PROMPT: From the entries that follow, pick out all lines holding "Management".
────
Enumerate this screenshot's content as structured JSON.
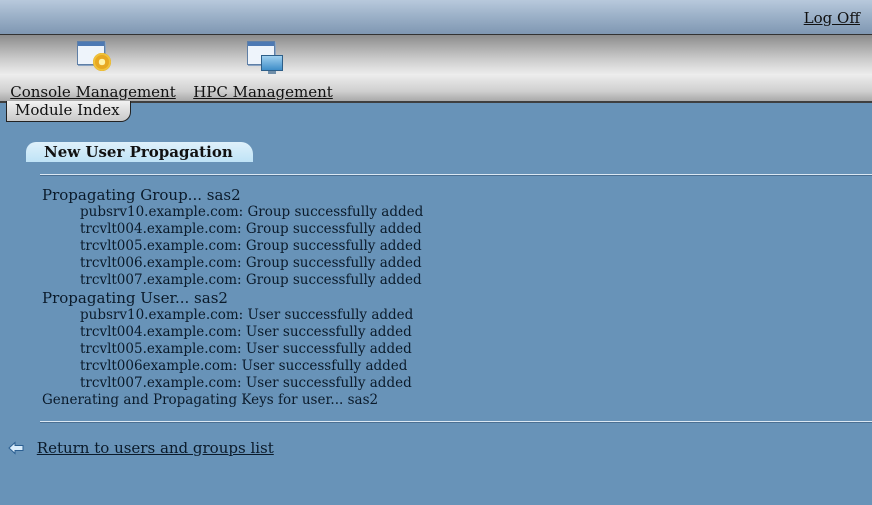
{
  "header": {
    "logoff_label": "Log Off"
  },
  "toolbar": {
    "items": [
      {
        "label": "Console Management",
        "icon": "console-settings-icon"
      },
      {
        "label": "HPC Management",
        "icon": "hpc-monitor-icon"
      }
    ]
  },
  "module_tab": {
    "label": "Module Index"
  },
  "section": {
    "title": "New User Propagation"
  },
  "log": {
    "group_header": "Propagating Group... sas2",
    "group_lines": [
      "pubsrv10.example.com: Group successfully added",
      "trcvlt004.example.com: Group successfully added",
      "trcvlt005.example.com: Group successfully added",
      "trcvlt006.example.com: Group successfully added",
      "trcvlt007.example.com: Group successfully added"
    ],
    "user_header": "Propagating User... sas2",
    "user_lines": [
      "pubsrv10.example.com: User successfully added",
      "trcvlt004.example.com: User successfully added",
      "trcvlt005.example.com: User successfully added",
      "trcvlt006example.com: User successfully added",
      "trcvlt007.example.com: User successfully added"
    ],
    "keys_line": "Generating and Propagating Keys for user... sas2"
  },
  "return_link": {
    "label": "Return to users and groups list",
    "icon": "back-arrow-icon"
  }
}
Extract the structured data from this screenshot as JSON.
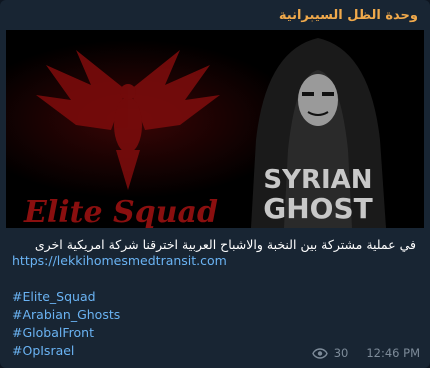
{
  "channel": {
    "name": "وحدة الظل السيبرانية"
  },
  "media": {
    "left_text": "Elite Squad",
    "right_line1": "SYRIAN",
    "right_line2": "GHOST"
  },
  "caption": {
    "arabic_text": "في عملية مشتركة بين النخبة والاشباح العربية اخترقنا شركة امريكية اخرى",
    "url": "https://lekkihomesmedtransit.com",
    "hashtags": [
      "#Elite_Squad",
      "#Arabian_Ghosts",
      "#GlobalFront",
      "#OpIsrael"
    ]
  },
  "meta": {
    "views": "30",
    "time": "12:46 PM"
  },
  "colors": {
    "bubble": "#182533",
    "channel_name": "#f0a94b",
    "link": "#6ab3f3",
    "meta": "#7d8b99"
  }
}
────
TASK ANSWER:
        "label": "Console Management",
        "label": "HPC Management",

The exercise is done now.